• _PROBLEM TO SOLVE_:
Output the data exactly, with every line intact.

• _PROVIDED RECORDS_:
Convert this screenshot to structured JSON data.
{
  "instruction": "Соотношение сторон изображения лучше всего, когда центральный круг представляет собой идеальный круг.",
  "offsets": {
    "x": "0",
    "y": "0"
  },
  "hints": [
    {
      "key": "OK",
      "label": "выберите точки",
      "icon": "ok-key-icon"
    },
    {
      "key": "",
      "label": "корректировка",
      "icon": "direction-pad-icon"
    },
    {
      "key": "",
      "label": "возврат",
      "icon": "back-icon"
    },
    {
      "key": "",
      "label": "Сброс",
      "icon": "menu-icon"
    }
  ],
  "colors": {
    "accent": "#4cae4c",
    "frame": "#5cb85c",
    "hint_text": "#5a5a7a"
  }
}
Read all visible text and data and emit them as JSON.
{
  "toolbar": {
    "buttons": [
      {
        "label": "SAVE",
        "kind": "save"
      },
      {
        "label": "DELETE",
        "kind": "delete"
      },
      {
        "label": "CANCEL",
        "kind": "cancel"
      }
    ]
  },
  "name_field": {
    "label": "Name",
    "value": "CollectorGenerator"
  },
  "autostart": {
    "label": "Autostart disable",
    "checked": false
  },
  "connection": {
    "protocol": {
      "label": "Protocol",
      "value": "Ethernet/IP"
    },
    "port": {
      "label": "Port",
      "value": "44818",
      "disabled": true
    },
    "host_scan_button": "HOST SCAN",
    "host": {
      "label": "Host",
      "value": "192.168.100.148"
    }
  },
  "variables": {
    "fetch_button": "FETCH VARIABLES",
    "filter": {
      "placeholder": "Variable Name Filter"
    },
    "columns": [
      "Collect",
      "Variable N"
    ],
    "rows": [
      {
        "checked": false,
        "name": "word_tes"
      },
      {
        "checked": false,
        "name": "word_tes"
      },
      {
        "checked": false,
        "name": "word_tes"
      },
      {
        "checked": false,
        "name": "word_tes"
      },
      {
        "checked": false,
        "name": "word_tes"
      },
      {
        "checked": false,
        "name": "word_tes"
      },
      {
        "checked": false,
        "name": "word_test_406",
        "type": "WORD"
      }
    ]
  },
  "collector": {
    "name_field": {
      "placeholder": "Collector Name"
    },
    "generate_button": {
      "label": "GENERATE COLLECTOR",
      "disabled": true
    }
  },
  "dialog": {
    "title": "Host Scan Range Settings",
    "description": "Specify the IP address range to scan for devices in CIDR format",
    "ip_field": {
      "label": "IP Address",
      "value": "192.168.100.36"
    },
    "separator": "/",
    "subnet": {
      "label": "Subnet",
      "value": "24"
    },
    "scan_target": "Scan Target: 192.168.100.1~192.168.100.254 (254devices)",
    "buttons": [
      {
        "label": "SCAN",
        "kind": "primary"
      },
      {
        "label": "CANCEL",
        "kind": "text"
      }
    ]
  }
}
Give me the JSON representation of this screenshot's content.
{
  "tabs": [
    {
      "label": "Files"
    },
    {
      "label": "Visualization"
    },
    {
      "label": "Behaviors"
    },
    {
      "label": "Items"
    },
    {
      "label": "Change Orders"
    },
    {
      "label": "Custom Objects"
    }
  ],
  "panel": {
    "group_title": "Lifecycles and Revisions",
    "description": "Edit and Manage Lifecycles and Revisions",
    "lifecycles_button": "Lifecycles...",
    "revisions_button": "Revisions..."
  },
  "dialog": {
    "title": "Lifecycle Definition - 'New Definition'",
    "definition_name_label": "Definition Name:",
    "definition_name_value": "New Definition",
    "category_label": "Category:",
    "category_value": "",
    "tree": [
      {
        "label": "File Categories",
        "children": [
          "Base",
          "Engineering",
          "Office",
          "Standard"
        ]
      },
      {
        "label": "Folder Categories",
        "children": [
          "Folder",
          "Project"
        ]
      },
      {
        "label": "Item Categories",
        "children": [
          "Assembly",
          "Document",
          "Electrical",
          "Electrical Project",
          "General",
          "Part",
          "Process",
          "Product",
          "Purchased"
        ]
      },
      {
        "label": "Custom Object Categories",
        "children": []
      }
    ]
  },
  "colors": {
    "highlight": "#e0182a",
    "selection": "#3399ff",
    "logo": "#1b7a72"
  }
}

• _WRITTEN ANSWER_:
Convert this screenshot to structured JSON data.
{
  "instruction": "Соотношение сторон изображения лучше всего, когда центральный круг представляет собой идеальный круг.",
  "offsets": {
    "x": "0",
    "y": "0"
  },
  "hints": [
    {
      "key": "OK",
      "label": "выберите точки",
      "icon": "ok-key-icon"
    },
    {
      "key": "",
      "label": "корректировка",
      "icon": "direction-pad-icon"
    },
    {
      "key": "",
      "label": "возврат",
      "icon": "back-icon"
    },
    {
      "key": "",
      "label": "Сброс",
      "icon": "menu-icon"
    }
  ],
  "colors": {
    "accent": "#4cae4c",
    "frame": "#5cb85c",
    "hint_text": "#5a5a7a"
  }
}
Read all visible text and data and emit them as JSON.
{
  "toolbar": {
    "buttons": [
      {
        "label": "SAVE",
        "kind": "save"
      },
      {
        "label": "DELETE",
        "kind": "delete"
      },
      {
        "label": "CANCEL",
        "kind": "cancel"
      }
    ]
  },
  "name_field": {
    "label": "Name",
    "value": "CollectorGenerator"
  },
  "autostart": {
    "label": "Autostart disable",
    "checked": false
  },
  "connection": {
    "protocol": {
      "label": "Protocol",
      "value": "Ethernet/IP"
    },
    "port": {
      "label": "Port",
      "value": "44818",
      "disabled": true
    },
    "host_scan_button": "HOST SCAN",
    "host": {
      "label": "Host",
      "value": "192.168.100.148"
    }
  },
  "variables": {
    "fetch_button": "FETCH VARIABLES",
    "filter": {
      "placeholder": "Variable Name Filter"
    },
    "columns": [
      "Collect",
      "Variable N"
    ],
    "rows": [
      {
        "checked": false,
        "name": "word_tes"
      },
      {
        "checked": false,
        "name": "word_tes"
      },
      {
        "checked": false,
        "name": "word_tes"
      },
      {
        "checked": false,
        "name": "word_tes"
      },
      {
        "checked": false,
        "name": "word_tes"
      },
      {
        "checked": false,
        "name": "word_tes"
      },
      {
        "checked": false,
        "name": "word_test_406",
        "type": "WORD"
      }
    ]
  },
  "collector": {
    "name_field": {
      "placeholder": "Collector Name"
    },
    "generate_button": {
      "label": "GENERATE COLLECTOR",
      "disabled": true
    }
  },
  "dialog": {
    "title": "Host Scan Range Settings",
    "description": "Specify the IP address range to scan for devices in CIDR format",
    "ip_field": {
      "label": "IP Address",
      "value": "192.168.100.36"
    },
    "separator": "/",
    "subnet": {
      "label": "Subnet",
      "value": "24"
    },
    "scan_target": "Scan Target: 192.168.100.1~192.168.100.254 (254devices)",
    "buttons": [
      {
        "label": "SCAN",
        "kind": "primary"
      },
      {
        "label": "CANCEL",
        "kind": "text"
      }
    ]
  }
}
Give me the JSON representation of this screenshot's content.
{
  "tabs": [
    {
      "label": "Files"
    },
    {
      "label": "Visualization"
    },
    {
      "label": "Behaviors"
    },
    {
      "label": "Items"
    },
    {
      "label": "Change Orders"
    },
    {
      "label": "Custom Objects"
    }
  ],
  "panel": {
    "group_title": "Lifecycles and Revisions",
    "description": "Edit and Manage Lifecycles and Revisions",
    "lifecycles_button": "Lifecycles...",
    "revisions_button": "Revisions..."
  },
  "dialog": {
    "title": "Lifecycle Definition - 'New Definition'",
    "definition_name_label": "Definition Name:",
    "definition_name_value": "New Definition",
    "category_label": "Category:",
    "category_value": "",
    "tree": [
      {
        "label": "File Categories",
        "children": [
          "Base",
          "Engineering",
          "Office",
          "Standard"
        ]
      },
      {
        "label": "Folder Categories",
        "children": [
          "Folder",
          "Project"
        ]
      },
      {
        "label": "Item Categories",
        "children": [
          "Assembly",
          "Document",
          "Electrical",
          "Electrical Project",
          "General",
          "Part",
          "Process",
          "Product",
          "Purchased"
        ]
      },
      {
        "label": "Custom Object Categories",
        "children": []
      }
    ]
  },
  "colors": {
    "highlight": "#e0182a",
    "selection": "#3399ff",
    "logo": "#1b7a72"
  }
}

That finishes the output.